» GIVEN INSTRUCTION
Exactly reproduce the entries, dropping any pictures from your copy.

[Items from a data source]
* * *

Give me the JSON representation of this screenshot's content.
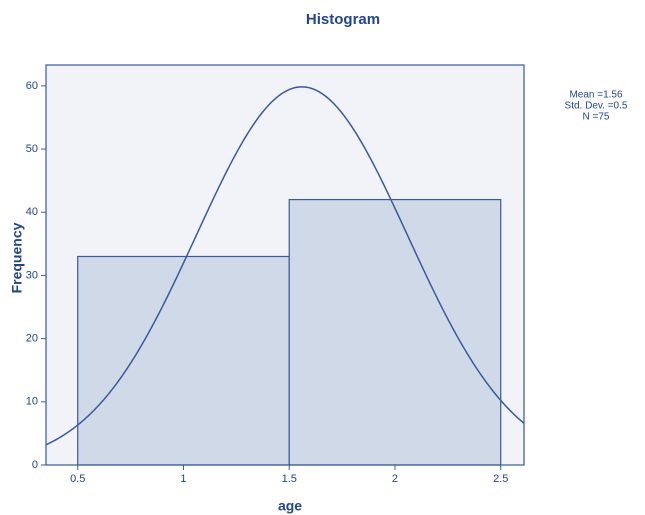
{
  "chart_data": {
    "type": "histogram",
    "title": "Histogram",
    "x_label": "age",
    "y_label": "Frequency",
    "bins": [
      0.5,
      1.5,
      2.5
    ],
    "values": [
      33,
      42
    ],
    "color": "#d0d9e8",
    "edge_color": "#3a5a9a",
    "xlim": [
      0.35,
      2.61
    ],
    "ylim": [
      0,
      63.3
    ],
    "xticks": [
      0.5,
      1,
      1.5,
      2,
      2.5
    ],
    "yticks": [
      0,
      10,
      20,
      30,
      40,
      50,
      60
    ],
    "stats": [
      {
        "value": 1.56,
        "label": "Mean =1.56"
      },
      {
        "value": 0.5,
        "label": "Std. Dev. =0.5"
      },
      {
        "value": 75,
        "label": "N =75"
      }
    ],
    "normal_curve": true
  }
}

* * *

» WORKED SOLUTION
Give me the JSON representation of this screenshot's content.
{
  "chart_data": {
    "type": "histogram",
    "title": "Histogram",
    "x_label": "age",
    "y_label": "Frequency",
    "bins": [
      0.5,
      1.5,
      2.5
    ],
    "values": [
      33,
      42
    ],
    "color": "#d0d9e8",
    "edge_color": "#3a5a9a",
    "xlim": [
      0.35,
      2.61
    ],
    "ylim": [
      0,
      63.3
    ],
    "xticks": [
      0.5,
      1,
      1.5,
      2,
      2.5
    ],
    "yticks": [
      0,
      10,
      20,
      30,
      40,
      50,
      60
    ],
    "stats": [
      {
        "value": 1.56,
        "label": "Mean =1.56"
      },
      {
        "value": 0.5,
        "label": "Std. Dev. =0.5"
      },
      {
        "value": 75,
        "label": "N =75"
      }
    ],
    "normal_curve": true
  }
}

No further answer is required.